(Spatial layout entries)
==========

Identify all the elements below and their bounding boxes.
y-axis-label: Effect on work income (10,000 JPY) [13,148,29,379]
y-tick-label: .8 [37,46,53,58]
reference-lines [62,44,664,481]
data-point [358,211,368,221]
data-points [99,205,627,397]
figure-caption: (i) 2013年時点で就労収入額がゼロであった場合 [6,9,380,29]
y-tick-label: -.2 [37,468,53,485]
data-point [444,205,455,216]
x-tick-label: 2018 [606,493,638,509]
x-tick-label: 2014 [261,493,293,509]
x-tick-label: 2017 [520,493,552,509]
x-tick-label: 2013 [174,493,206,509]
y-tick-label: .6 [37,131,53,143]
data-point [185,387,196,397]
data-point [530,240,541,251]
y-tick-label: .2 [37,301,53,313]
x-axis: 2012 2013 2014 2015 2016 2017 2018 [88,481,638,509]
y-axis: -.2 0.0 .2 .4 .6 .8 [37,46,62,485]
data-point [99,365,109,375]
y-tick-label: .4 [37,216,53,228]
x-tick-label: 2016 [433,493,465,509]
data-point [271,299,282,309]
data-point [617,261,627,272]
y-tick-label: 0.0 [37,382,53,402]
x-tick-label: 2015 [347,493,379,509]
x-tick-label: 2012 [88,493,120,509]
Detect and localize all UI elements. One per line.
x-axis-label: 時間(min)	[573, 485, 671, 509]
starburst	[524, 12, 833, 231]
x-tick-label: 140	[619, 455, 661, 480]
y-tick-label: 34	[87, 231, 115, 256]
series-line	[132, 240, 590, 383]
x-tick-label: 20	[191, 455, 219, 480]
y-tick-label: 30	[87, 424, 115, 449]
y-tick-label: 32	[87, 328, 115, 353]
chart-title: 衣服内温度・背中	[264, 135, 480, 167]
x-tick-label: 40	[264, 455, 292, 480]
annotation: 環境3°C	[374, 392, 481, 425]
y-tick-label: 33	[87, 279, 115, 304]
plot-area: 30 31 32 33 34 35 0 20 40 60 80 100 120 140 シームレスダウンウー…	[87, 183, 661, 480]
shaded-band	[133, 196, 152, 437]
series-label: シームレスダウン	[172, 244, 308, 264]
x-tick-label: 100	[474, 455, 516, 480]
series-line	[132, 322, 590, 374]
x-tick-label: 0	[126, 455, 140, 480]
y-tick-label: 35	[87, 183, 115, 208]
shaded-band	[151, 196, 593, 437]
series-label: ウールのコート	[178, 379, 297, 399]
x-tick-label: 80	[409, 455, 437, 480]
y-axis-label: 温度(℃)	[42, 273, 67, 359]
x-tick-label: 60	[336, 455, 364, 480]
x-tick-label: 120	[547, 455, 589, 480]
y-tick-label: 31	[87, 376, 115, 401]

==========

_Required work:_ Please restate all of the data above word for word.

_Completed task:_
Identify all the elements below and their bounding boxes.
y-axis-label: Effect on work income (10,000 JPY) [13,148,29,379]
y-tick-label: .8 [37,46,53,58]
reference-lines [62,44,664,481]
data-point [358,211,368,221]
data-points [99,205,627,397]
figure-caption: (i) 2013年時点で就労収入額がゼロであった場合 [6,9,380,29]
y-tick-label: -.2 [37,468,53,485]
data-point [444,205,455,216]
x-tick-label: 2018 [606,493,638,509]
x-tick-label: 2014 [261,493,293,509]
x-tick-label: 2017 [520,493,552,509]
x-tick-label: 2013 [174,493,206,509]
y-tick-label: .6 [37,131,53,143]
data-point [185,387,196,397]
data-point [530,240,541,251]
y-tick-label: .2 [37,301,53,313]
x-axis: 2012 2013 2014 2015 2016 2017 2018 [88,481,638,509]
y-axis: -.2 0.0 .2 .4 .6 .8 [37,46,62,485]
data-point [99,365,109,375]
y-tick-label: .4 [37,216,53,228]
x-tick-label: 2016 [433,493,465,509]
data-point [271,299,282,309]
data-point [617,261,627,272]
y-tick-label: 0.0 [37,382,53,402]
x-tick-label: 2015 [347,493,379,509]
x-tick-label: 2012 [88,493,120,509]
Detect and localize all UI elements. One per line.
x-axis-label: 時間(min)	[573, 485, 671, 509]
starburst	[524, 12, 833, 231]
x-tick-label: 140	[619, 455, 661, 480]
y-tick-label: 34	[87, 231, 115, 256]
series-line	[132, 240, 590, 383]
x-tick-label: 20	[191, 455, 219, 480]
y-tick-label: 30	[87, 424, 115, 449]
y-tick-label: 32	[87, 328, 115, 353]
chart-title: 衣服内温度・背中	[264, 135, 480, 167]
x-tick-label: 40	[264, 455, 292, 480]
annotation: 環境3°C	[374, 392, 481, 425]
y-tick-label: 33	[87, 279, 115, 304]
plot-area: 30 31 32 33 34 35 0 20 40 60 80 100 120 140 シームレスダウンウー…	[87, 183, 661, 480]
shaded-band	[133, 196, 152, 437]
series-label: シームレスダウン	[172, 244, 308, 264]
x-tick-label: 100	[474, 455, 516, 480]
series-line	[132, 322, 590, 374]
x-tick-label: 0	[126, 455, 140, 480]
y-tick-label: 35	[87, 183, 115, 208]
shaded-band	[151, 196, 593, 437]
series-label: ウールのコート	[178, 379, 297, 399]
x-tick-label: 80	[409, 455, 437, 480]
y-axis-label: 温度(℃)	[42, 273, 67, 359]
x-tick-label: 60	[336, 455, 364, 480]
x-tick-label: 120	[547, 455, 589, 480]
y-tick-label: 31	[87, 376, 115, 401]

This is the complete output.